Records from a dataset
....

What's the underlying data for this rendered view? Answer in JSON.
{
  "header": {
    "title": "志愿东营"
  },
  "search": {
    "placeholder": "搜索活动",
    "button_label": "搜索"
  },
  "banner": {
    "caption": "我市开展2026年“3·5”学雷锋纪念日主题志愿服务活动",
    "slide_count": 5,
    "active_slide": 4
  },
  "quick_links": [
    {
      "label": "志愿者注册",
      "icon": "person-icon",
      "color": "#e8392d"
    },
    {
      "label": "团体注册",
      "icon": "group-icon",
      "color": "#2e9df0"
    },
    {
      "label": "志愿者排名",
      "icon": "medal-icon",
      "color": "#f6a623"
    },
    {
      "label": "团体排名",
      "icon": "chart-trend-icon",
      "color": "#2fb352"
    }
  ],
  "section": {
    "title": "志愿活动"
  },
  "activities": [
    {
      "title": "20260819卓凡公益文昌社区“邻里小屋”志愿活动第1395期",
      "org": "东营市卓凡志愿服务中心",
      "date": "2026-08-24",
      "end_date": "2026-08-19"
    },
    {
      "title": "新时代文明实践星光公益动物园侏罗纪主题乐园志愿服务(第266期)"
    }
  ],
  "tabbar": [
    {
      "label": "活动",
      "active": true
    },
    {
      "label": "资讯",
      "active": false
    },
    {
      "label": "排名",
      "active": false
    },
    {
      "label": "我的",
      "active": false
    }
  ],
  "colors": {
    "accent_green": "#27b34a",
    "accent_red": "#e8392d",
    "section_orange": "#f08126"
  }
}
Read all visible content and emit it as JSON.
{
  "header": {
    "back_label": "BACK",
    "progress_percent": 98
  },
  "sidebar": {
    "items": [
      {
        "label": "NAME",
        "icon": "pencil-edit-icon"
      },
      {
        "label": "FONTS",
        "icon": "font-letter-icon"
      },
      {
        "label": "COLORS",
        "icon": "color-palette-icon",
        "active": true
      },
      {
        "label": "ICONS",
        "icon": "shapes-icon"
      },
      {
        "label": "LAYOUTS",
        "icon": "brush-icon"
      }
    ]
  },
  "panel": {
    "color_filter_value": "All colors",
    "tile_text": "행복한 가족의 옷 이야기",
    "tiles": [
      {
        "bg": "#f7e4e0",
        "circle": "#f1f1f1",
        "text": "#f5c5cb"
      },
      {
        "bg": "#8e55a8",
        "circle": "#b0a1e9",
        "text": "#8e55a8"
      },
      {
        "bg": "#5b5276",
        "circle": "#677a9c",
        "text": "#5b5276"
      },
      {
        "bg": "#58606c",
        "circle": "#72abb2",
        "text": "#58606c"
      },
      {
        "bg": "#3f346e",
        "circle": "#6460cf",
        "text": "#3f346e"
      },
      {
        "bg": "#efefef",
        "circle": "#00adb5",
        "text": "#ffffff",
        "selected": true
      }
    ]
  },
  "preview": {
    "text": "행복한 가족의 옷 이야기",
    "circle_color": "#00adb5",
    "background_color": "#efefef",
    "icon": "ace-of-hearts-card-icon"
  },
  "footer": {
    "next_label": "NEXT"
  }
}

....

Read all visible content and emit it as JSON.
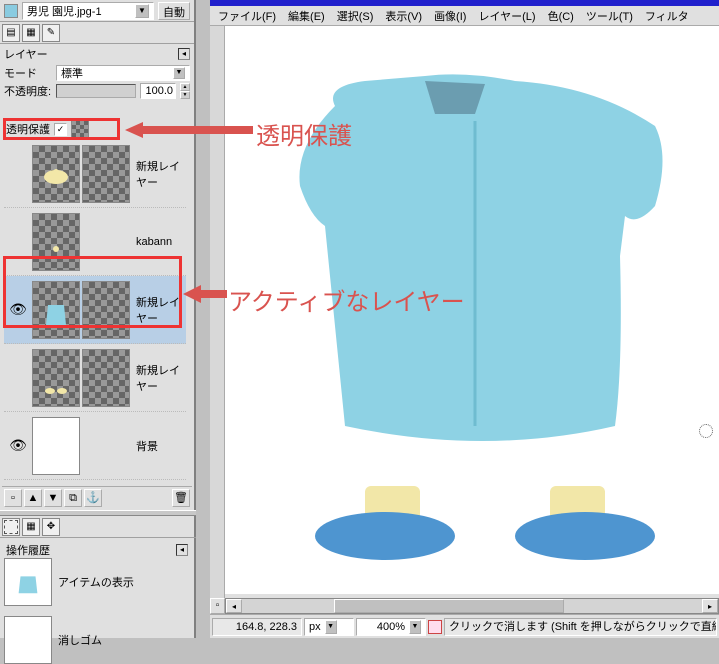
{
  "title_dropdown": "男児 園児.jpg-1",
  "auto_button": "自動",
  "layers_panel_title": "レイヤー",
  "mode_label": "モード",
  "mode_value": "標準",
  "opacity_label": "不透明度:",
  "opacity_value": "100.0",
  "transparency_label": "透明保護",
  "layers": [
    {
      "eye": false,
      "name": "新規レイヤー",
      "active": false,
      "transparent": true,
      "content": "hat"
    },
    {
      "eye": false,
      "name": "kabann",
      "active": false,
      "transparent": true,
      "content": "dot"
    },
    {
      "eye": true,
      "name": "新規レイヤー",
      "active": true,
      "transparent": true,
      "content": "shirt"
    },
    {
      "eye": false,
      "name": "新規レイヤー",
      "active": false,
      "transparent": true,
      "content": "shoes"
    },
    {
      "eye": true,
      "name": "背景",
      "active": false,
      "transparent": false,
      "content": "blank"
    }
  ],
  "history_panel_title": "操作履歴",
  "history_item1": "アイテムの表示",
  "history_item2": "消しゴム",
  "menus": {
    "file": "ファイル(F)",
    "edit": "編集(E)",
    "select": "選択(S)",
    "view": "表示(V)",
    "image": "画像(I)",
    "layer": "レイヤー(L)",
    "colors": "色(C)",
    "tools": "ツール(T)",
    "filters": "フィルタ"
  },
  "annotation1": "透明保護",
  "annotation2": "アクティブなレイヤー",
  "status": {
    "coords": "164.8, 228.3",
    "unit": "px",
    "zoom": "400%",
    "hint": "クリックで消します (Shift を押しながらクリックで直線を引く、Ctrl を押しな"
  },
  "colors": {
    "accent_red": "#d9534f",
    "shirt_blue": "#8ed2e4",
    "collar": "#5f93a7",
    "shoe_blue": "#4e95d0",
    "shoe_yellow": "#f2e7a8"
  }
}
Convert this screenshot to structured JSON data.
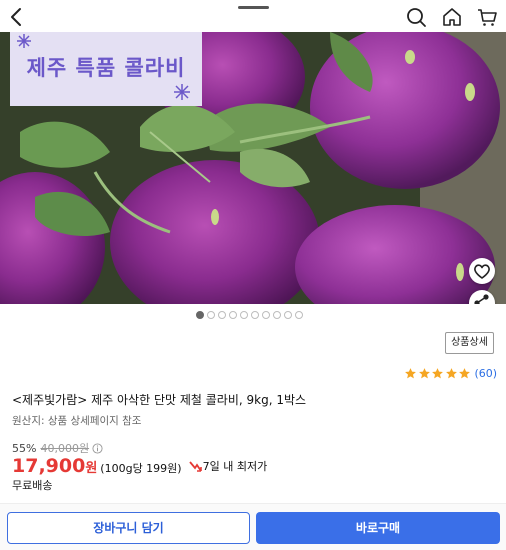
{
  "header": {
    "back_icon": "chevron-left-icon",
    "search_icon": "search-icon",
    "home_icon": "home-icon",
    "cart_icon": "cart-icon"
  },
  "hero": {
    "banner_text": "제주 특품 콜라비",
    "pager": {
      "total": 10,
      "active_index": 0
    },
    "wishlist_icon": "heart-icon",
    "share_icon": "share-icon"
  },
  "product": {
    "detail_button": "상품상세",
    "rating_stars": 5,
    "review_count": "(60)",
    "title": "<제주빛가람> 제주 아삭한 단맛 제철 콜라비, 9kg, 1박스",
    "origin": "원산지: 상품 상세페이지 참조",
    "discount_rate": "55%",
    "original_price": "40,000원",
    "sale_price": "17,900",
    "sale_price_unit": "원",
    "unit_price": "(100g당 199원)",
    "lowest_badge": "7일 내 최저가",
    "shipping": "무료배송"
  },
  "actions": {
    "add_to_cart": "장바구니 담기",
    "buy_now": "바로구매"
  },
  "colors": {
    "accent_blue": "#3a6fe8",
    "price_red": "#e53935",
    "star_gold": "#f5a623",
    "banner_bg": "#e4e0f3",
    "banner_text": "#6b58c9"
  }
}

....

*Stated goal*:
Find the word "content" in the entries, and copy every line it shows up in.

*Solution to this task*:
Read all visible content and emit it as JSON.
Read all visible content and emit it as JSON.
      "content": "hat"
      "content": "dot"
      "content": "shirt"
      "content": "shoes"
      "content": "blank"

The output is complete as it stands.